STATED PROBLEM >>
Reproduce every record below exactly as written, but leave out any pictures.

Dataset excerpt >>
<<<<

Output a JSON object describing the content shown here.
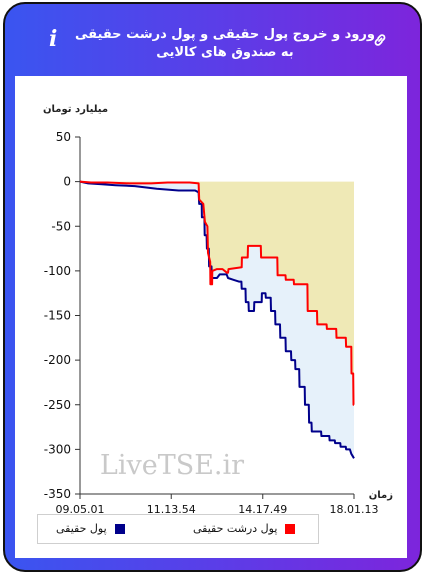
{
  "header": {
    "title": "ورود و خروج پول حقیقی و پول درشت حقیقی به صندوق های کالایی",
    "info_icon": "info-icon",
    "link_icon": "link-icon"
  },
  "watermark": "LiveTSE.ir",
  "colors": {
    "frame_start": "#3a55f0",
    "frame_end": "#7d25dc",
    "series_real": "#00008b",
    "series_big": "#ff0000",
    "fill_above": "#efe9b6",
    "fill_between": "#e6f1fa"
  },
  "chart_data": {
    "type": "line",
    "ylabel": "میلیارد تومان",
    "xlabel": "زمان",
    "ylim": [
      -350,
      50
    ],
    "yticks": [
      50,
      0,
      -50,
      -100,
      -150,
      -200,
      -250,
      -300,
      -350
    ],
    "xlim": [
      0,
      100
    ],
    "xticks": [
      {
        "x": 0,
        "label": "09.05.01"
      },
      {
        "x": 33.3,
        "label": "11.13.54"
      },
      {
        "x": 66.7,
        "label": "14.17.49"
      },
      {
        "x": 100,
        "label": "18.01.13"
      }
    ],
    "grid": false,
    "legend_position": "bottom",
    "series": [
      {
        "name": "پول حقیقی",
        "color": "#00008b",
        "points": [
          [
            0,
            0
          ],
          [
            3,
            -2
          ],
          [
            8,
            -3
          ],
          [
            13,
            -4
          ],
          [
            20,
            -5
          ],
          [
            28,
            -8
          ],
          [
            36,
            -10
          ],
          [
            42,
            -10
          ],
          [
            43.3,
            -12
          ],
          [
            43.5,
            -25
          ],
          [
            44.4,
            -25
          ],
          [
            44.5,
            -40
          ],
          [
            45.4,
            -40
          ],
          [
            45.5,
            -60
          ],
          [
            46.2,
            -60
          ],
          [
            46.3,
            -75
          ],
          [
            47,
            -75
          ],
          [
            47.1,
            -95
          ],
          [
            48,
            -95
          ],
          [
            48.1,
            -108
          ],
          [
            50,
            -108
          ],
          [
            51,
            -104
          ],
          [
            53.5,
            -104
          ],
          [
            54,
            -108
          ],
          [
            56,
            -110
          ],
          [
            58,
            -112
          ],
          [
            58.9,
            -112
          ],
          [
            59,
            -120
          ],
          [
            60.4,
            -120
          ],
          [
            60.5,
            -135
          ],
          [
            61.5,
            -135
          ],
          [
            61.6,
            -145
          ],
          [
            63.5,
            -145
          ],
          [
            63.6,
            -135
          ],
          [
            66.3,
            -135
          ],
          [
            66.4,
            -125
          ],
          [
            67.7,
            -125
          ],
          [
            67.8,
            -130
          ],
          [
            69.6,
            -130
          ],
          [
            69.7,
            -145
          ],
          [
            71.2,
            -145
          ],
          [
            71.3,
            -160
          ],
          [
            73,
            -160
          ],
          [
            73.1,
            -175
          ],
          [
            75,
            -175
          ],
          [
            75.1,
            -190
          ],
          [
            77,
            -190
          ],
          [
            77.1,
            -200
          ],
          [
            78.5,
            -200
          ],
          [
            78.6,
            -210
          ],
          [
            80,
            -210
          ],
          [
            80.1,
            -230
          ],
          [
            82,
            -230
          ],
          [
            82.1,
            -250
          ],
          [
            83.5,
            -250
          ],
          [
            83.6,
            -270
          ],
          [
            84.5,
            -270
          ],
          [
            84.6,
            -280
          ],
          [
            88,
            -280
          ],
          [
            88.1,
            -285
          ],
          [
            91,
            -285
          ],
          [
            91.1,
            -290
          ],
          [
            93,
            -290
          ],
          [
            93.1,
            -293
          ],
          [
            95,
            -293
          ],
          [
            95.1,
            -297
          ],
          [
            97,
            -297
          ],
          [
            97.1,
            -300
          ],
          [
            98.5,
            -300
          ],
          [
            99,
            -305
          ],
          [
            100,
            -310
          ]
        ]
      },
      {
        "name": "پول درشت حقیقی",
        "color": "#ff0000",
        "points": [
          [
            0,
            0
          ],
          [
            4,
            -1
          ],
          [
            10,
            -1
          ],
          [
            18,
            -2
          ],
          [
            26,
            -2
          ],
          [
            32,
            -1
          ],
          [
            40,
            -1
          ],
          [
            43.3,
            -2
          ],
          [
            43.5,
            -20
          ],
          [
            45,
            -25
          ],
          [
            45.6,
            -45
          ],
          [
            46.5,
            -50
          ],
          [
            46.7,
            -80
          ],
          [
            47.5,
            -90
          ],
          [
            47.6,
            -115
          ],
          [
            48.2,
            -115
          ],
          [
            48.3,
            -100
          ],
          [
            50,
            -98
          ],
          [
            52,
            -98
          ],
          [
            53.6,
            -102
          ],
          [
            54,
            -102
          ],
          [
            54.2,
            -98
          ],
          [
            59,
            -96
          ],
          [
            59.1,
            -85
          ],
          [
            61.2,
            -85
          ],
          [
            61.3,
            -72
          ],
          [
            66,
            -72
          ],
          [
            66.1,
            -85
          ],
          [
            72,
            -85
          ],
          [
            72.1,
            -105
          ],
          [
            75,
            -105
          ],
          [
            75.1,
            -110
          ],
          [
            78,
            -110
          ],
          [
            78.1,
            -115
          ],
          [
            83,
            -115
          ],
          [
            83.1,
            -145
          ],
          [
            86.5,
            -145
          ],
          [
            86.6,
            -160
          ],
          [
            90,
            -160
          ],
          [
            90.1,
            -165
          ],
          [
            93.5,
            -165
          ],
          [
            93.6,
            -175
          ],
          [
            97,
            -175
          ],
          [
            97.1,
            -185
          ],
          [
            99,
            -185
          ],
          [
            99.1,
            -215
          ],
          [
            99.7,
            -215
          ],
          [
            99.8,
            -250
          ],
          [
            100,
            -250
          ]
        ]
      }
    ]
  }
}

>>>>

CORRECT RESULT >>
Output a JSON object describing the content shown here.
{
  "header": {
    "title": "ورود و خروج پول حقیقی و پول درشت حقیقی به صندوق های کالایی",
    "info_icon": "info-icon",
    "link_icon": "link-icon"
  },
  "watermark": "LiveTSE.ir",
  "colors": {
    "frame_start": "#3a55f0",
    "frame_end": "#7d25dc",
    "series_real": "#00008b",
    "series_big": "#ff0000",
    "fill_above": "#efe9b6",
    "fill_between": "#e6f1fa"
  },
  "chart_data": {
    "type": "line",
    "ylabel": "میلیارد تومان",
    "xlabel": "زمان",
    "ylim": [
      -350,
      50
    ],
    "yticks": [
      50,
      0,
      -50,
      -100,
      -150,
      -200,
      -250,
      -300,
      -350
    ],
    "xlim": [
      0,
      100
    ],
    "xticks": [
      {
        "x": 0,
        "label": "09.05.01"
      },
      {
        "x": 33.3,
        "label": "11.13.54"
      },
      {
        "x": 66.7,
        "label": "14.17.49"
      },
      {
        "x": 100,
        "label": "18.01.13"
      }
    ],
    "grid": false,
    "legend_position": "bottom",
    "series": [
      {
        "name": "پول حقیقی",
        "color": "#00008b",
        "points": [
          [
            0,
            0
          ],
          [
            3,
            -2
          ],
          [
            8,
            -3
          ],
          [
            13,
            -4
          ],
          [
            20,
            -5
          ],
          [
            28,
            -8
          ],
          [
            36,
            -10
          ],
          [
            42,
            -10
          ],
          [
            43.3,
            -12
          ],
          [
            43.5,
            -25
          ],
          [
            44.4,
            -25
          ],
          [
            44.5,
            -40
          ],
          [
            45.4,
            -40
          ],
          [
            45.5,
            -60
          ],
          [
            46.2,
            -60
          ],
          [
            46.3,
            -75
          ],
          [
            47,
            -75
          ],
          [
            47.1,
            -95
          ],
          [
            48,
            -95
          ],
          [
            48.1,
            -108
          ],
          [
            50,
            -108
          ],
          [
            51,
            -104
          ],
          [
            53.5,
            -104
          ],
          [
            54,
            -108
          ],
          [
            56,
            -110
          ],
          [
            58,
            -112
          ],
          [
            58.9,
            -112
          ],
          [
            59,
            -120
          ],
          [
            60.4,
            -120
          ],
          [
            60.5,
            -135
          ],
          [
            61.5,
            -135
          ],
          [
            61.6,
            -145
          ],
          [
            63.5,
            -145
          ],
          [
            63.6,
            -135
          ],
          [
            66.3,
            -135
          ],
          [
            66.4,
            -125
          ],
          [
            67.7,
            -125
          ],
          [
            67.8,
            -130
          ],
          [
            69.6,
            -130
          ],
          [
            69.7,
            -145
          ],
          [
            71.2,
            -145
          ],
          [
            71.3,
            -160
          ],
          [
            73,
            -160
          ],
          [
            73.1,
            -175
          ],
          [
            75,
            -175
          ],
          [
            75.1,
            -190
          ],
          [
            77,
            -190
          ],
          [
            77.1,
            -200
          ],
          [
            78.5,
            -200
          ],
          [
            78.6,
            -210
          ],
          [
            80,
            -210
          ],
          [
            80.1,
            -230
          ],
          [
            82,
            -230
          ],
          [
            82.1,
            -250
          ],
          [
            83.5,
            -250
          ],
          [
            83.6,
            -270
          ],
          [
            84.5,
            -270
          ],
          [
            84.6,
            -280
          ],
          [
            88,
            -280
          ],
          [
            88.1,
            -285
          ],
          [
            91,
            -285
          ],
          [
            91.1,
            -290
          ],
          [
            93,
            -290
          ],
          [
            93.1,
            -293
          ],
          [
            95,
            -293
          ],
          [
            95.1,
            -297
          ],
          [
            97,
            -297
          ],
          [
            97.1,
            -300
          ],
          [
            98.5,
            -300
          ],
          [
            99,
            -305
          ],
          [
            100,
            -310
          ]
        ]
      },
      {
        "name": "پول درشت حقیقی",
        "color": "#ff0000",
        "points": [
          [
            0,
            0
          ],
          [
            4,
            -1
          ],
          [
            10,
            -1
          ],
          [
            18,
            -2
          ],
          [
            26,
            -2
          ],
          [
            32,
            -1
          ],
          [
            40,
            -1
          ],
          [
            43.3,
            -2
          ],
          [
            43.5,
            -20
          ],
          [
            45,
            -25
          ],
          [
            45.6,
            -45
          ],
          [
            46.5,
            -50
          ],
          [
            46.7,
            -80
          ],
          [
            47.5,
            -90
          ],
          [
            47.6,
            -115
          ],
          [
            48.2,
            -115
          ],
          [
            48.3,
            -100
          ],
          [
            50,
            -98
          ],
          [
            52,
            -98
          ],
          [
            53.6,
            -102
          ],
          [
            54,
            -102
          ],
          [
            54.2,
            -98
          ],
          [
            59,
            -96
          ],
          [
            59.1,
            -85
          ],
          [
            61.2,
            -85
          ],
          [
            61.3,
            -72
          ],
          [
            66,
            -72
          ],
          [
            66.1,
            -85
          ],
          [
            72,
            -85
          ],
          [
            72.1,
            -105
          ],
          [
            75,
            -105
          ],
          [
            75.1,
            -110
          ],
          [
            78,
            -110
          ],
          [
            78.1,
            -115
          ],
          [
            83,
            -115
          ],
          [
            83.1,
            -145
          ],
          [
            86.5,
            -145
          ],
          [
            86.6,
            -160
          ],
          [
            90,
            -160
          ],
          [
            90.1,
            -165
          ],
          [
            93.5,
            -165
          ],
          [
            93.6,
            -175
          ],
          [
            97,
            -175
          ],
          [
            97.1,
            -185
          ],
          [
            99,
            -185
          ],
          [
            99.1,
            -215
          ],
          [
            99.7,
            -215
          ],
          [
            99.8,
            -250
          ],
          [
            100,
            -250
          ]
        ]
      }
    ]
  }
}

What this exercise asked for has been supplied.